**Exercise prompt:**
Output every entry exactly as written.

Data extracted from a collection
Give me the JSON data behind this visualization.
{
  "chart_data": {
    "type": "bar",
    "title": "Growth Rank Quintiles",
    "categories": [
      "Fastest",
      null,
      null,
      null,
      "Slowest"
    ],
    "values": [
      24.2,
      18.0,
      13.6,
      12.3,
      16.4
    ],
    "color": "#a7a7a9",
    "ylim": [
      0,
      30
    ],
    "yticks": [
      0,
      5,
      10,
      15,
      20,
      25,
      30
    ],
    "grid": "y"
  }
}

**Exercise result:**
Give me the JSON data behind this visualization.
{
  "chart_data": {
    "type": "bar",
    "title": "Growth Rank Quintiles",
    "categories": [
      "Fastest",
      null,
      null,
      null,
      "Slowest"
    ],
    "values": [
      24.2,
      18.0,
      13.6,
      12.3,
      16.4
    ],
    "color": "#a7a7a9",
    "ylim": [
      0,
      30
    ],
    "yticks": [
      0,
      5,
      10,
      15,
      20,
      25,
      30
    ],
    "grid": "y"
  }
}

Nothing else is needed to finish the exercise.